-- EXERCISE TASK --
Extract every line that includes the string "screenshot".

-- Chart and figure data --
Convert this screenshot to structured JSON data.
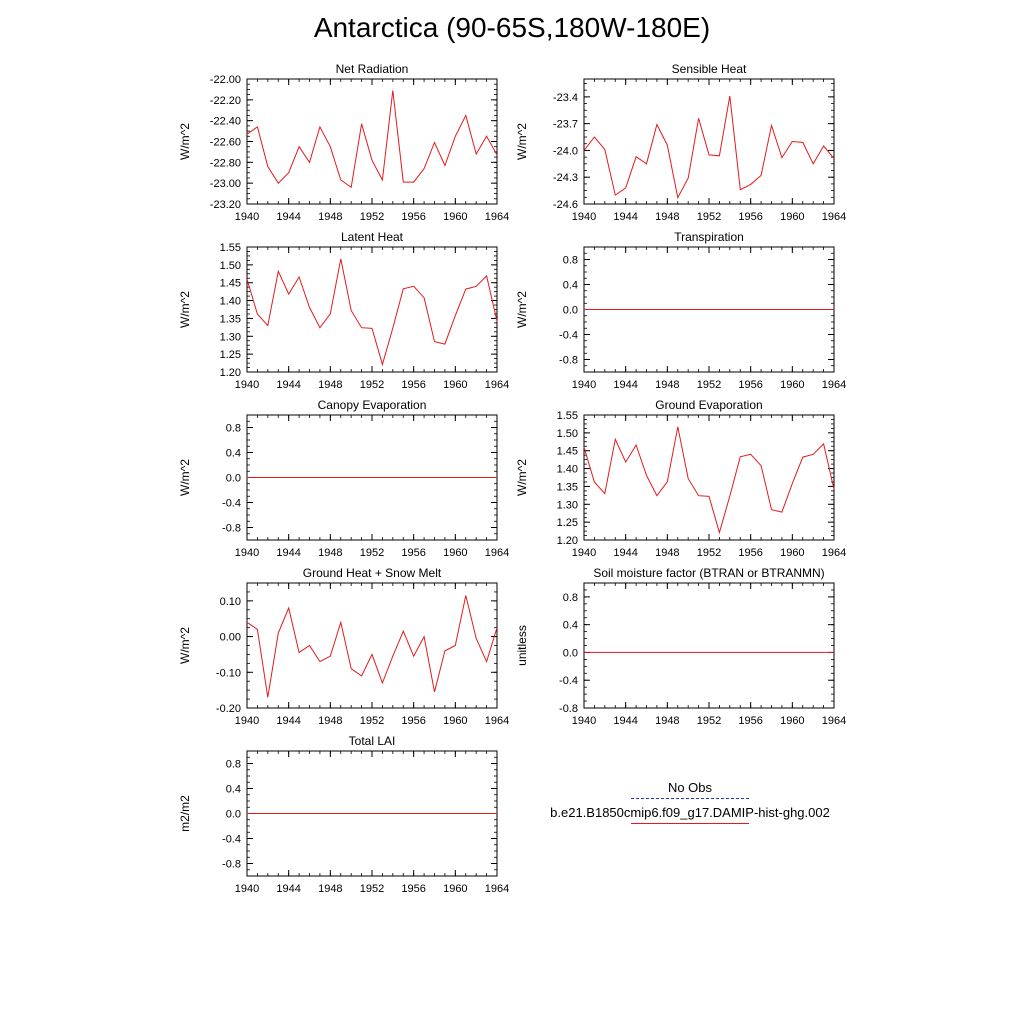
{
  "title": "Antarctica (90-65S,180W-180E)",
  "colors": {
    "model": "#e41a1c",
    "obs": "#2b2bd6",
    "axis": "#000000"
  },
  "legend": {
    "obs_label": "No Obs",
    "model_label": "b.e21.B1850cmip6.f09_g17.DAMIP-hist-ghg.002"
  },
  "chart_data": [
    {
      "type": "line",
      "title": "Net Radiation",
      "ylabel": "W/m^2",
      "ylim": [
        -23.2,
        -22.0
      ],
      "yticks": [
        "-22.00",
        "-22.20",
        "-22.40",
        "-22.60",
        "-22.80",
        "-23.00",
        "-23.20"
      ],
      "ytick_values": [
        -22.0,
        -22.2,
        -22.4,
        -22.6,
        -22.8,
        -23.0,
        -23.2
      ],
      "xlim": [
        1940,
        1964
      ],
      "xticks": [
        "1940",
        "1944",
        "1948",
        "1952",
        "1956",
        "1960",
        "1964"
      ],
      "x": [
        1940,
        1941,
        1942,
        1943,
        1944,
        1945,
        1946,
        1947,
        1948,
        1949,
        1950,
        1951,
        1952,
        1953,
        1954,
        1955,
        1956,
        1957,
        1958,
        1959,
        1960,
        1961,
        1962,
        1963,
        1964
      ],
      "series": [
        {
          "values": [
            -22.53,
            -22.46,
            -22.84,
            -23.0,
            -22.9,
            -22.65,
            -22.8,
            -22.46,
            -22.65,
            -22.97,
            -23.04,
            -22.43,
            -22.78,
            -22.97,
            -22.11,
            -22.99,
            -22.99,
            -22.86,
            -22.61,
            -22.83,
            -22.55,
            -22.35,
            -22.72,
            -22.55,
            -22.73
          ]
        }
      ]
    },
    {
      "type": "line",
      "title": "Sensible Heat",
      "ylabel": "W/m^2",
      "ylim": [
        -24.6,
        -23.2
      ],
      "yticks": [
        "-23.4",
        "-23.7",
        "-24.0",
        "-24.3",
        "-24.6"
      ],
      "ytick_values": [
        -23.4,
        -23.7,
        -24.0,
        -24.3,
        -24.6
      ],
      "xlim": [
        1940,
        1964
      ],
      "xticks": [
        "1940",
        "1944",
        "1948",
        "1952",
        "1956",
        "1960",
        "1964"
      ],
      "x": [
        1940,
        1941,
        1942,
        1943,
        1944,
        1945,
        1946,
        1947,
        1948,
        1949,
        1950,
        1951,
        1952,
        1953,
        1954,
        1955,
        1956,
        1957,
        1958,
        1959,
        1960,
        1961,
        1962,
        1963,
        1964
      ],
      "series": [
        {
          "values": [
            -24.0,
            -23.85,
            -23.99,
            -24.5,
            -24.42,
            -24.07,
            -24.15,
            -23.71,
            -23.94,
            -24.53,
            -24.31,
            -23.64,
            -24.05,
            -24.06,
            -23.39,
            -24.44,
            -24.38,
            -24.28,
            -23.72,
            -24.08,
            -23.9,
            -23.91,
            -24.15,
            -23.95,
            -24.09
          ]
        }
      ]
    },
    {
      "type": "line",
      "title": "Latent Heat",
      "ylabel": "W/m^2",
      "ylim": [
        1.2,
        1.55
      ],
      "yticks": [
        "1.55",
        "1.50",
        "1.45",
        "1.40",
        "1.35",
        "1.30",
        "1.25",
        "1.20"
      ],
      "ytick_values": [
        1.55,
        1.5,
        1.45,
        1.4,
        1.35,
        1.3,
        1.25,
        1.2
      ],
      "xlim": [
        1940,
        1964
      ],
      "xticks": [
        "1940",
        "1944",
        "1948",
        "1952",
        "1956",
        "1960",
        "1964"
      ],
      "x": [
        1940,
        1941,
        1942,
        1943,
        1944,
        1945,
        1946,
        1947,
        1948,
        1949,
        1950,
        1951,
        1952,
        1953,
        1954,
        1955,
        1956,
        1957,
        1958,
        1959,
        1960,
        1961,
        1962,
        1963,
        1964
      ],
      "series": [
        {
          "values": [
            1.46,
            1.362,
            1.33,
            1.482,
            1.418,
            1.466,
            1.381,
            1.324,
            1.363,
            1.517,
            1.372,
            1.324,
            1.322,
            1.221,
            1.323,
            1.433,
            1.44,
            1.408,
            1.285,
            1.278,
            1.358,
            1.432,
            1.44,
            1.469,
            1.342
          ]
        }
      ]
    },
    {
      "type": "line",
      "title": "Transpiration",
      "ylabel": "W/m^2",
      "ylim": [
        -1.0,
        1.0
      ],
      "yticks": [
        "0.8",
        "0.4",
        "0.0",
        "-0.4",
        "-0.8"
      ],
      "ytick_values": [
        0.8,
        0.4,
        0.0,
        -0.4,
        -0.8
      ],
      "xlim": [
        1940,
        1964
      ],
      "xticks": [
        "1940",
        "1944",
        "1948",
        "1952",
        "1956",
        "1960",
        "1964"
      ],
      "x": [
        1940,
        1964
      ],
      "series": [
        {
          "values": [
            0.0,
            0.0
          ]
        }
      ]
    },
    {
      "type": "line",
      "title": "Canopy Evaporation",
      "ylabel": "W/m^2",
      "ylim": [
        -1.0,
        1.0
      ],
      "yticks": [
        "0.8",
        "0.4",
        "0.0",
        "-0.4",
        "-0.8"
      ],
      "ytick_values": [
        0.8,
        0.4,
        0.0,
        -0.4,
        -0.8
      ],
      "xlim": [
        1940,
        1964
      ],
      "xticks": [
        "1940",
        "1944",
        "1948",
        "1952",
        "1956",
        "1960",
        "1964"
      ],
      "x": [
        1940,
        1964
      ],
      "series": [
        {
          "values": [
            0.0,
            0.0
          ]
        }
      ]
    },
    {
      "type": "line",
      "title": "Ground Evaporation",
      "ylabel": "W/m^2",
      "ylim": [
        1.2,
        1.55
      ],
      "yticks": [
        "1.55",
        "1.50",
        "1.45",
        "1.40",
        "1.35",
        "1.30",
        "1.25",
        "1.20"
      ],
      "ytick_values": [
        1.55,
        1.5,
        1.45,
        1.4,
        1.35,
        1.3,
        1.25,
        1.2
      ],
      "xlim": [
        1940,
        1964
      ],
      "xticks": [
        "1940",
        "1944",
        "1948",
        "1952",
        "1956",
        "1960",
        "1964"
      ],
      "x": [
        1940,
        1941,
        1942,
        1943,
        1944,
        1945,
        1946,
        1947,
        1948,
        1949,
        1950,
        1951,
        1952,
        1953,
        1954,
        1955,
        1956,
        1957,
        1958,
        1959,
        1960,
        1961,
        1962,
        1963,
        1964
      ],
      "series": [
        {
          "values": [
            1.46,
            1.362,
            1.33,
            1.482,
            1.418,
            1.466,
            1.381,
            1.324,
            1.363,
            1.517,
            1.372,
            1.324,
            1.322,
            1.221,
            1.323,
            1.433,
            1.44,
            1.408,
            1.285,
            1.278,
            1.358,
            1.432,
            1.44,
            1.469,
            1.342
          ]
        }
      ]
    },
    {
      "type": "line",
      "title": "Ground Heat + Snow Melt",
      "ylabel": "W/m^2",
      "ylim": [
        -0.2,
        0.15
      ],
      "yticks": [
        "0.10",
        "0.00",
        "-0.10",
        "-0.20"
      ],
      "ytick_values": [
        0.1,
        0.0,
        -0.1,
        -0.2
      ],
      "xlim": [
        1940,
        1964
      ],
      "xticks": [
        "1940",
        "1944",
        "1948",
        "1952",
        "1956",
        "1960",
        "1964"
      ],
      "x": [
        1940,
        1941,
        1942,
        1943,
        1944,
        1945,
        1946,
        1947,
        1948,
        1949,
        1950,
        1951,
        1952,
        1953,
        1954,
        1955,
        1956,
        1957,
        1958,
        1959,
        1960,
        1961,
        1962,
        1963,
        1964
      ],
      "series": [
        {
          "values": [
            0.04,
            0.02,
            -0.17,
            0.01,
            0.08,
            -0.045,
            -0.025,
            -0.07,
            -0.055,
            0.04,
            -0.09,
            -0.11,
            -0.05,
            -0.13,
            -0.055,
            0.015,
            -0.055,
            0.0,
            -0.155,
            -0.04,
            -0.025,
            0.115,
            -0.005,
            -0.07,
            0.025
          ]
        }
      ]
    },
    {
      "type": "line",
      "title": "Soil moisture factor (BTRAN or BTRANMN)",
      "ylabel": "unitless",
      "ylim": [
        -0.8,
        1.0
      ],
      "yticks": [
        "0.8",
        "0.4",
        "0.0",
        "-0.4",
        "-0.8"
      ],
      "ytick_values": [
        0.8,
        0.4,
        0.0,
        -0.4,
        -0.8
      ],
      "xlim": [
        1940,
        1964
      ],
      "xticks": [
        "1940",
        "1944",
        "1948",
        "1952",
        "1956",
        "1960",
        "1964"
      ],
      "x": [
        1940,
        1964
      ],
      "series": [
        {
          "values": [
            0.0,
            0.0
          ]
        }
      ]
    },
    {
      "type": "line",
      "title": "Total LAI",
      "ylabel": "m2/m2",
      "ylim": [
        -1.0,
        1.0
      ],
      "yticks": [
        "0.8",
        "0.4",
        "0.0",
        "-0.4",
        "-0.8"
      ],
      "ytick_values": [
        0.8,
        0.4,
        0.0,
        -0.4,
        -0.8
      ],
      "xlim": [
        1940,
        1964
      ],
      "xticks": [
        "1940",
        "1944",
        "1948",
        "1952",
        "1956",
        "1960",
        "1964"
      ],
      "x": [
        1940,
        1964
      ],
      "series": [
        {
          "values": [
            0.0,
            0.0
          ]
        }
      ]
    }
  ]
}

--

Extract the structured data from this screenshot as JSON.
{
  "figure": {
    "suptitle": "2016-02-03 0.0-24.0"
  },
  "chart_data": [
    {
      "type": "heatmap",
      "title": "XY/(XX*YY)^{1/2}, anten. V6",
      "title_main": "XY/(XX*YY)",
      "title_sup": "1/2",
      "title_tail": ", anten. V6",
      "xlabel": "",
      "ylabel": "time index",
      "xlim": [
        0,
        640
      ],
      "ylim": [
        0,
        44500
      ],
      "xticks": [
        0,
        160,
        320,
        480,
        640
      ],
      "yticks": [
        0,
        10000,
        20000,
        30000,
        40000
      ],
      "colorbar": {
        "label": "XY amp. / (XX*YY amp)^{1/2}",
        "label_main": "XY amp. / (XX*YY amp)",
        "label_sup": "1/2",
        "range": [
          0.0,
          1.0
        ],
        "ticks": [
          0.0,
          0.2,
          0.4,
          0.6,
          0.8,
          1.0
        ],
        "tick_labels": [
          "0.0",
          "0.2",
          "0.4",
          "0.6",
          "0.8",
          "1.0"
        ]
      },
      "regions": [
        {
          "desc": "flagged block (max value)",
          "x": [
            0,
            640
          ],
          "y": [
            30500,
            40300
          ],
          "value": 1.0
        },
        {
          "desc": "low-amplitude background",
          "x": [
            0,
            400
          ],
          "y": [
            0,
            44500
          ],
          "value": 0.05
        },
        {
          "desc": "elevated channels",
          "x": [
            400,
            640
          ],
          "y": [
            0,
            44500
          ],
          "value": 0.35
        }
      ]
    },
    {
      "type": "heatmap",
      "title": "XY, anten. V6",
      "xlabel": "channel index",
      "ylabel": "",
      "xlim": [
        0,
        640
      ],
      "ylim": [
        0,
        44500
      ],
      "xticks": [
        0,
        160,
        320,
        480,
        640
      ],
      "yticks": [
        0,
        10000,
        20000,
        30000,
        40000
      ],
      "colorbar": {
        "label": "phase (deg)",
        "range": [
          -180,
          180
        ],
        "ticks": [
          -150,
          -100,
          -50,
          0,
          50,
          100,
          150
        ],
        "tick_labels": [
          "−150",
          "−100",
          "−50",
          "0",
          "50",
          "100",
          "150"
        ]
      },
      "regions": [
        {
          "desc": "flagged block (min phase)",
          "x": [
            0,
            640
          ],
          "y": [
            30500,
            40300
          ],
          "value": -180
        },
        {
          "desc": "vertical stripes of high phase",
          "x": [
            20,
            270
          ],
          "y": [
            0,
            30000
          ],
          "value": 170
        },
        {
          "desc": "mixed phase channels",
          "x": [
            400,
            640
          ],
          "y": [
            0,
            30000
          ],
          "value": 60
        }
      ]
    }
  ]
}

-- SOLUTION TO THIS TASK --
Convert this screenshot to structured JSON data.
Extract the structured data from this screenshot as JSON.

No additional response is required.